* Aim of the exercise *
Give the material as a JSON list of strings, one string per line and no blank lines, starting at the line that contains "dot-glyph: . (456, 27, 460, 42)" and ending after the line that contains "rocket-emoji: 🚀 (280, 377, 297, 392)".

* Data to use *
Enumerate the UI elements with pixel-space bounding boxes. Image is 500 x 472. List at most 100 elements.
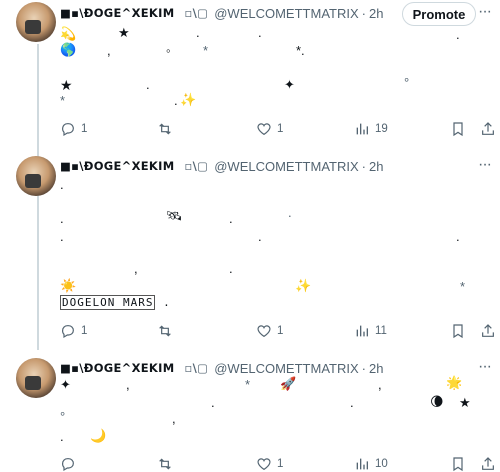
dot-glyph: . (456, 27, 460, 42)
repost-button[interactable] (157, 323, 178, 339)
post-time[interactable]: 2h (369, 6, 383, 21)
dot-glyph: . (258, 25, 262, 40)
post-header: ■▪\ÐOGE^XEKIM ▫\▢ @WELCOMETTMATRIX · 2h (60, 358, 383, 378)
more-options-icon[interactable]: ··· (478, 156, 492, 174)
share-button[interactable] (480, 323, 496, 339)
promote-button[interactable]: Promote (402, 2, 476, 26)
share-icon (482, 457, 494, 470)
share-icon (482, 324, 494, 337)
like-button[interactable]: 1 (256, 323, 283, 339)
views-icon (356, 123, 368, 135)
post[interactable]: ■▪\ÐOGE^XEKIM ▫\▢ @WELCOMETTMATRIX · 2h … (0, 348, 500, 472)
bookmark-button[interactable] (450, 121, 466, 137)
repost-icon (159, 325, 171, 337)
bookmark-icon (453, 324, 463, 339)
dot-glyph: . (60, 211, 64, 226)
sparkle-glyph: ✦ (60, 377, 71, 392)
banner-tail: . (163, 296, 171, 309)
dot-glyph: . (174, 93, 178, 108)
dot-glyph: . (146, 77, 150, 92)
bookmark-button[interactable] (450, 323, 466, 339)
author-name[interactable]: ■▪\ÐOGE^XEKIM (60, 361, 174, 375)
bookmark-icon (453, 457, 463, 472)
dot-glyph: . (60, 429, 64, 444)
asterisk-glyph: * (203, 43, 209, 58)
views-count: 11 (375, 325, 387, 337)
like-button[interactable]: 1 (256, 121, 283, 137)
views-button[interactable]: 19 (354, 121, 388, 137)
banner-text: DOGELON MARS (60, 295, 156, 310)
views-button[interactable]: 10 (354, 456, 388, 472)
reply-button[interactable]: 1 (60, 121, 87, 137)
post-time[interactable]: 2h (369, 159, 383, 174)
dot-glyph: . (60, 177, 64, 192)
reply-count: 1 (81, 123, 88, 135)
heart-icon (257, 123, 271, 136)
author-handle[interactable]: @WELCOMETTMATRIX (214, 361, 358, 376)
author-handle[interactable]: @WELCOMETTMATRIX (214, 6, 358, 21)
author-box-mark: ▫\▢ (184, 361, 209, 375)
action-bar: 1 1 19 (60, 121, 500, 137)
dot-glyph: . (229, 261, 233, 276)
author-box-mark: ▫\▢ (184, 6, 209, 20)
post[interactable]: ■▪\ÐOGE^XEKIM ▫\▢ @WELCOMETTMATRIX · 2h … (0, 150, 500, 348)
repost-button[interactable] (157, 456, 178, 472)
comet-emoji: 💫 (60, 27, 77, 42)
views-button[interactable]: 11 (354, 323, 387, 339)
dot-glyph: . (288, 205, 292, 220)
repost-button[interactable] (157, 121, 178, 137)
share-button[interactable] (480, 121, 496, 137)
avatar[interactable] (16, 156, 56, 196)
share-button[interactable] (480, 456, 496, 472)
post-header: ■▪\ÐOGE^XEKIM ▫\▢ @WELCOMETTMATRIX · 2h (60, 3, 383, 23)
rocket-emoji: 🚀 (280, 377, 297, 392)
author-handle[interactable]: @WELCOMETTMATRIX (214, 159, 358, 174)
comma-glyph: , (126, 377, 130, 392)
reply-count: 1 (81, 325, 88, 337)
heart-icon (257, 458, 271, 471)
globe-emoji: 🌎 (60, 43, 77, 58)
asterisk-glyph: * (60, 93, 66, 108)
views-count: 19 (375, 123, 388, 135)
moon-emoji: 🌘 (430, 395, 444, 410)
small-circle-glyph: ◦ (166, 43, 171, 58)
crescent-moon-emoji: 🌙 (90, 429, 107, 444)
reply-icon (62, 325, 74, 339)
heart-icon (257, 325, 271, 338)
author-name[interactable]: ■▪\ÐOGE^XEKIM (60, 6, 174, 20)
reply-button[interactable] (60, 456, 81, 472)
star-glyph: ★ (60, 77, 73, 93)
dot-glyph: . (196, 25, 200, 40)
bookmark-button[interactable] (450, 456, 466, 472)
share-icon (482, 122, 494, 135)
more-options-icon[interactable]: ··· (478, 358, 492, 376)
star-glyph: ★ (118, 25, 130, 40)
star-glyph: ★ (459, 395, 471, 410)
separator-dot: · (361, 5, 366, 21)
like-count: 1 (277, 458, 284, 470)
like-count: 1 (277, 123, 284, 135)
action-bar: 1 10 (60, 456, 500, 472)
avatar[interactable] (16, 2, 56, 42)
sparkle-glyph: ✦ (284, 77, 295, 92)
glowing-star-emoji: 🌟 (446, 376, 463, 391)
asterisk-glyph: * (245, 377, 251, 392)
post[interactable]: ■▪\ÐOGE^XEKIM ▫\▢ @WELCOMETTMATRIX · 2h … (0, 0, 500, 150)
author-name[interactable]: ■▪\ÐOGE^XEKIM (60, 159, 174, 173)
separator-dot: · (361, 158, 366, 174)
dot-glyph: . (456, 229, 460, 244)
degree-glyph: ° (404, 75, 410, 90)
like-count: 1 (277, 325, 284, 337)
reply-button[interactable]: 1 (60, 323, 87, 339)
dot-glyph: . (60, 229, 64, 244)
like-button[interactable]: 1 (256, 456, 283, 472)
post-header: ■▪\ÐOGE^XEKIM ▫\▢ @WELCOMETTMATRIX · 2h (60, 156, 383, 176)
post-time[interactable]: 2h (369, 361, 383, 376)
more-options-icon[interactable]: ··· (478, 3, 492, 21)
reply-icon (62, 458, 74, 472)
dot-glyph: . (211, 395, 215, 410)
action-bar: 1 1 11 (60, 323, 500, 339)
avatar[interactable] (16, 358, 56, 398)
asterisk-dot-glyph: *. (296, 43, 305, 58)
satellite-emoji: 🛰 (166, 209, 183, 224)
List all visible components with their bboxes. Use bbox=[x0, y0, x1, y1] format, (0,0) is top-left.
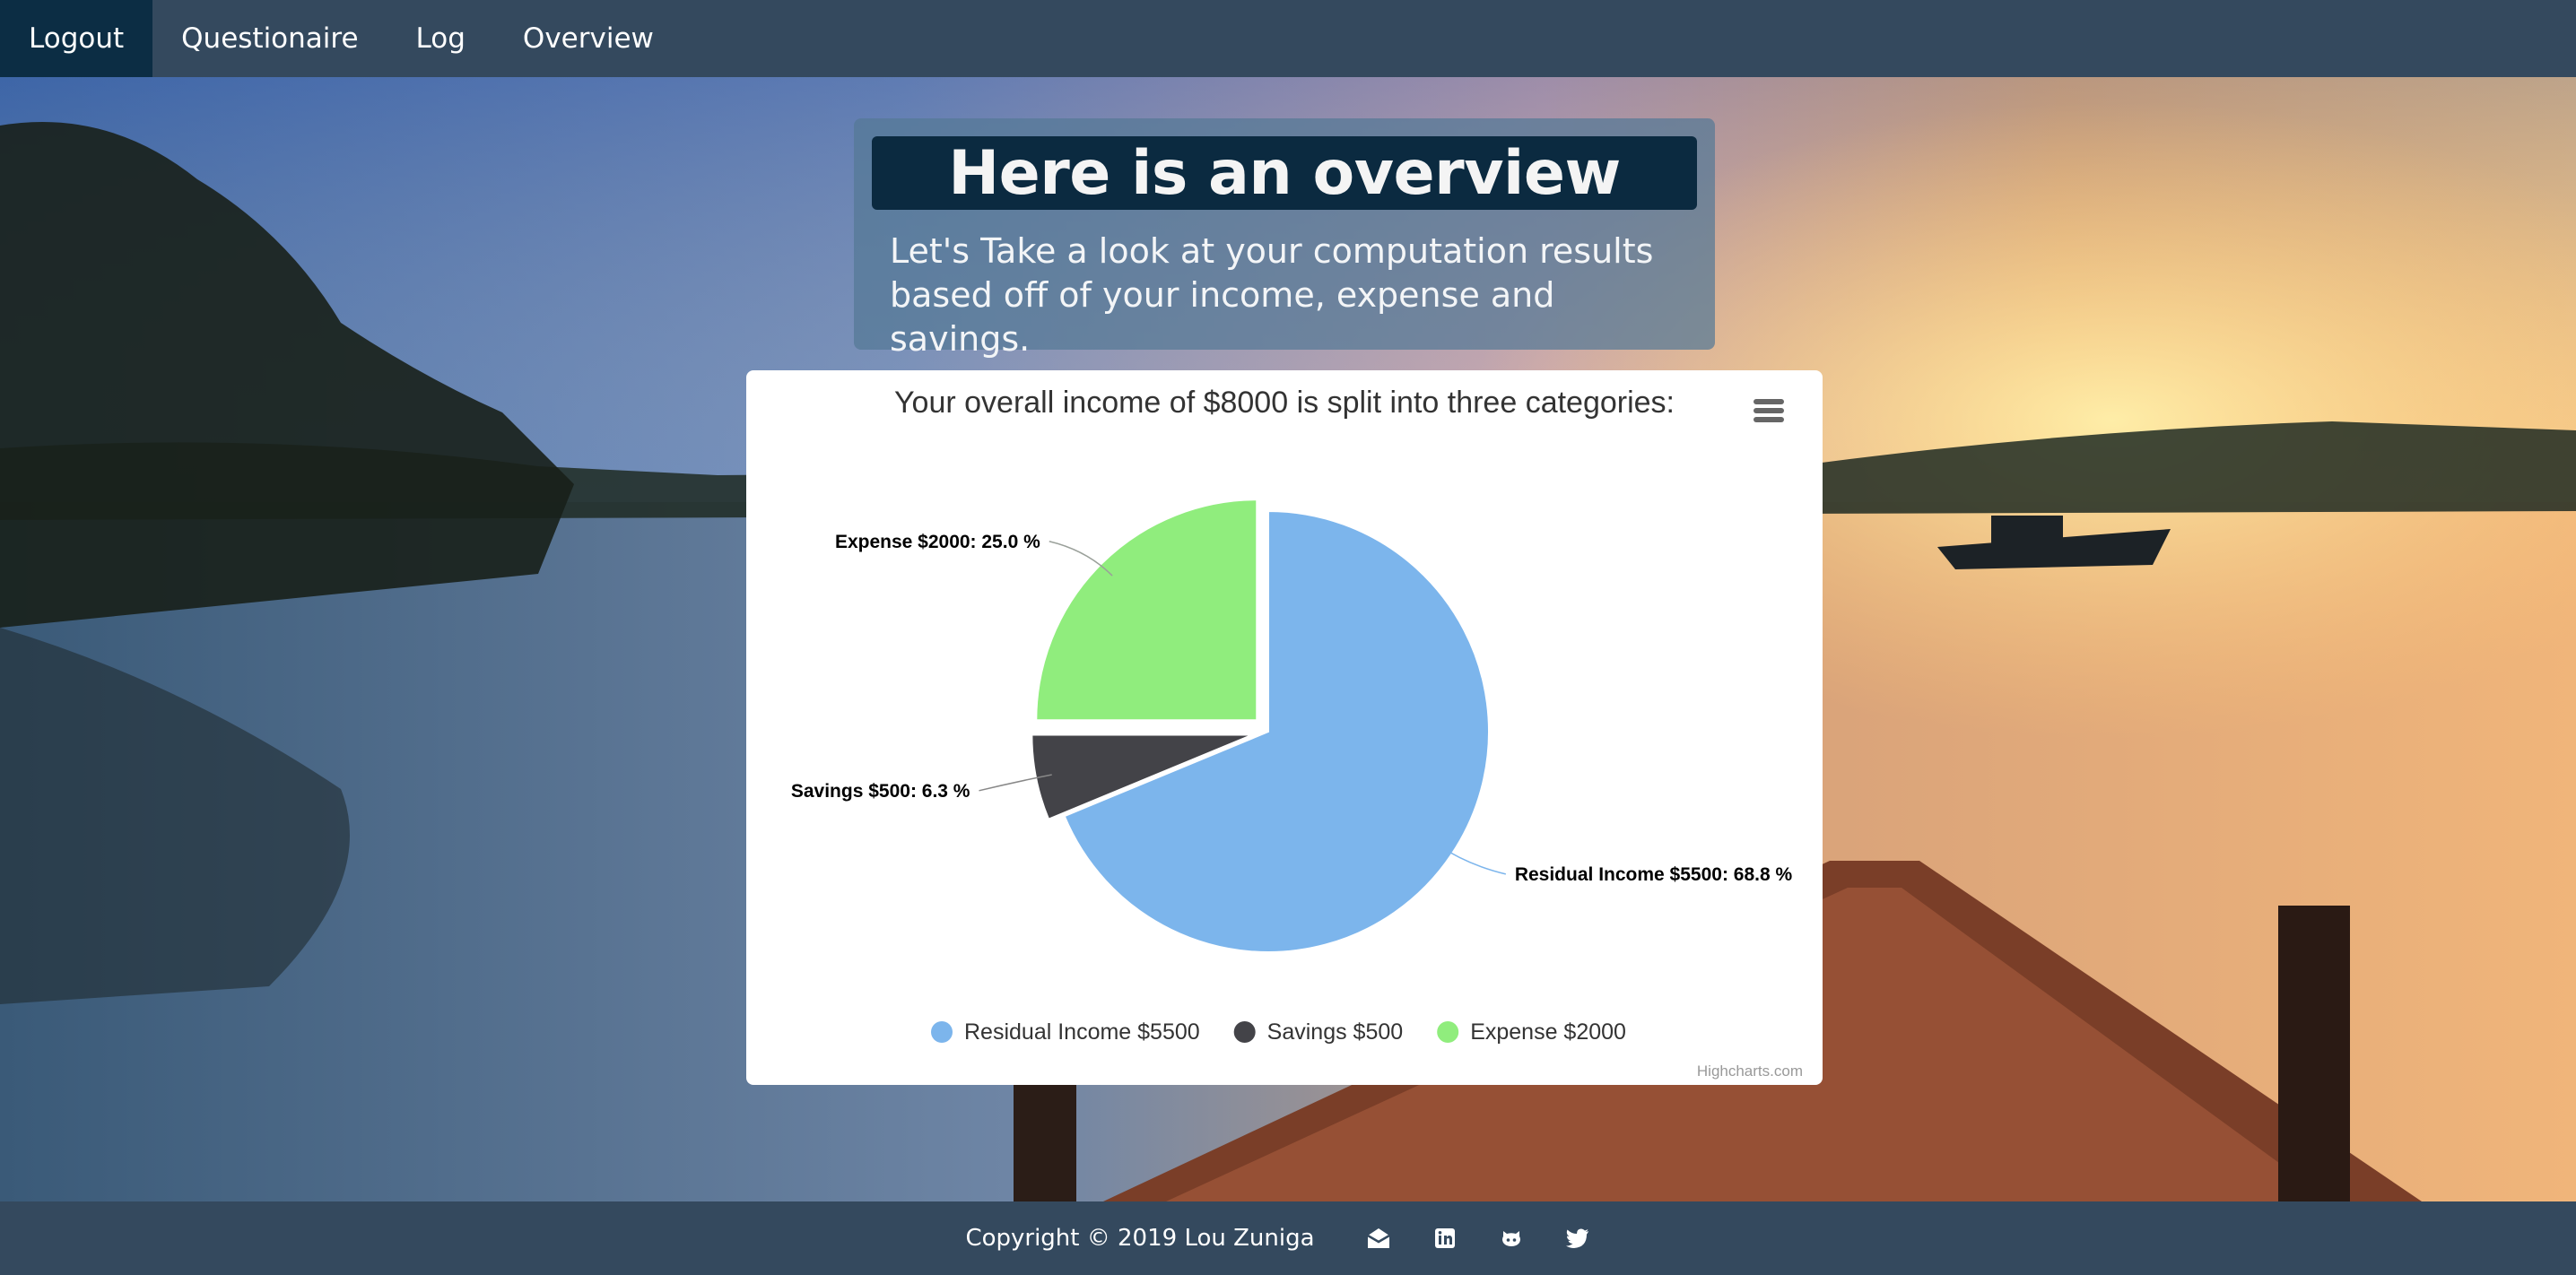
twitter-icon[interactable] bbox=[1562, 1223, 1593, 1253]
legend-item-1[interactable]: Savings $500 bbox=[1233, 1019, 1404, 1045]
legend-label-1: Savings $500 bbox=[1267, 1019, 1404, 1045]
data-label-0: Residual Income $5500: 68.8 % bbox=[1515, 864, 1793, 885]
legend-marker-2 bbox=[1437, 1021, 1459, 1043]
footer: Copyright © 2019 Lou Zuniga bbox=[0, 1201, 2576, 1275]
nav-logout[interactable]: Logout bbox=[0, 0, 153, 77]
data-label-2: Expense $2000: 25.0 % bbox=[835, 532, 1040, 552]
email-icon[interactable] bbox=[1363, 1223, 1394, 1253]
overview-header-card: Here is an overview Let's Take a look at… bbox=[854, 118, 1715, 359]
subtitle-line-2: based off of your income, expense and sa… bbox=[890, 275, 1555, 359]
chart-title: Your overall income of $8000 is split in… bbox=[894, 386, 1675, 420]
nav-log[interactable]: Log bbox=[387, 0, 494, 77]
legend-item-0[interactable]: Residual Income $5500 bbox=[931, 1019, 1200, 1045]
copyright-text: Copyright © 2019 Lou Zuniga bbox=[965, 1225, 1315, 1252]
data-label-1: Savings $500: 6.3 % bbox=[791, 781, 970, 802]
subtitle-line-1: Let's Take a look at your computation re… bbox=[890, 231, 1654, 271]
linkedin-icon[interactable] bbox=[1430, 1223, 1460, 1253]
legend-label-0: Residual Income $5500 bbox=[964, 1019, 1200, 1045]
nav-overview[interactable]: Overview bbox=[494, 0, 683, 77]
legend-marker-0 bbox=[931, 1021, 953, 1043]
top-navbar: Logout Questionaire Log Overview bbox=[0, 0, 2576, 77]
legend-marker-1 bbox=[1233, 1021, 1256, 1043]
page-subtitle: Let's Take a look at your computation re… bbox=[890, 230, 1697, 361]
highcharts-credits-link[interactable]: Highcharts.com bbox=[1697, 1062, 1803, 1080]
pie-slice-2[interactable] bbox=[1035, 499, 1258, 722]
nav-questionaire[interactable]: Questionaire bbox=[152, 0, 387, 77]
page-title: Here is an overview bbox=[872, 136, 1697, 210]
pie-chart: Your overall income of $8000 is split in… bbox=[791, 386, 1803, 1080]
pie-chart-card: Your overall income of $8000 is split in… bbox=[746, 370, 1823, 1085]
legend-item-2[interactable]: Expense $2000 bbox=[1437, 1019, 1626, 1045]
github-icon[interactable] bbox=[1496, 1223, 1527, 1253]
legend-label-2: Expense $2000 bbox=[1470, 1019, 1626, 1045]
hamburger-menu-icon[interactable] bbox=[1753, 392, 1785, 428]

* Answer to this problem *
[
  "dot-glyph: . (456, 27, 460, 42)",
  "repost-button[interactable] (157, 323, 178, 339)",
  "post-time[interactable]: 2h (369, 6, 383, 21)",
  "dot-glyph: . (258, 25, 262, 40)",
  "post-header: ■▪\\ÐOGE^XEKIM ▫\\▢ @WELCOMETTMATRIX · 2h (60, 358, 383, 378)",
  "more-options-icon[interactable]: ··· (478, 156, 492, 174)",
  "share-button[interactable] (480, 323, 496, 339)",
  "promote-button[interactable]: Promote (402, 2, 476, 26)",
  "share-icon (482, 457, 494, 470)",
  "share-icon (482, 324, 494, 337)",
  "like-button[interactable]: 1 (256, 323, 283, 339)",
  "views-icon (356, 123, 368, 135)",
  "post[interactable]: ■▪\\ÐOGE^XEKIM ▫\\▢ @WELCOMETTMATRIX · 2h … (0, 348, 500, 472)",
  "bookmark-button[interactable] (450, 121, 466, 137)",
  "repost-icon (159, 325, 171, 337)",
  "bookmark-icon (453, 324, 463, 339)",
  "dot-glyph: . (60, 211, 64, 226)",
  "sparkle-glyph: ✦ (60, 377, 71, 392)",
  "banner-tail: . (163, 296, 171, 309)",
  "dot-glyph: . (174, 93, 178, 108)",
  "dot-glyph: . (146, 77, 150, 92)",
  "bookmark-button[interactable] (450, 323, 466, 339)",
  "author-name[interactable]: ■▪\\ÐOGE^XEKIM (60, 361, 174, 375)",
  "bookmark-icon (453, 457, 463, 472)",
  "dot-glyph: . (60, 429, 64, 444)",
  "asterisk-glyph: * (203, 43, 209, 58)",
  "views-count: 11 (375, 325, 387, 337)",
  "like-button[interactable]: 1 (256, 121, 283, 137)",
  "views-button[interactable]: 19 (354, 121, 388, 137)",
  "banner-text: DOGELON MARS (60, 295, 156, 310)",
  "views-button[interactable]: 10 (354, 456, 388, 472)",
  "reply-button[interactable]: 1 (60, 121, 87, 137)",
  "post-time[interactable]: 2h (369, 159, 383, 174)",
  "dot-glyph: . (60, 177, 64, 192)",
  "reply-count: 1 (81, 123, 88, 135)",
  "heart-icon (257, 123, 271, 136)",
  "author-handle[interactable]: @WELCOMETTMATRIX (214, 361, 358, 376)",
  "author-handle[interactable]: @WELCOMETTMATRIX (214, 6, 358, 21)",
  "author-box-mark: ▫\\▢ (184, 361, 209, 375)",
  "action-bar: 1 1 19 (60, 121, 500, 137)",
  "dot-glyph: . (229, 261, 233, 276)",
  "author-box-mark: ▫\\▢ (184, 6, 209, 20)",
  "post[interactable]: ■▪\\ÐOGE^XEKIM ▫\\▢ @WELCOMETTMATRIX · 2h … (0, 150, 500, 348)",
  "repost-button[interactable] (157, 456, 178, 472)",
  "comet-emoji: 💫 (60, 27, 77, 42)",
  "views-button[interactable]: 11 (354, 323, 387, 339)",
  "dot-glyph: . (288, 205, 292, 220)",
  "repost-button[interactable] (157, 121, 178, 137)",
  "share-button[interactable] (480, 121, 496, 137)",
  "avatar[interactable] (16, 156, 56, 196)",
  "share-button[interactable] (480, 456, 496, 472)",
  "post-header: ■▪\\ÐOGE^XEKIM ▫\\▢ @WELCOMETTMATRIX · 2h (60, 3, 383, 23)",
  "rocket-emoji: 🚀 (280, 377, 297, 392)"
]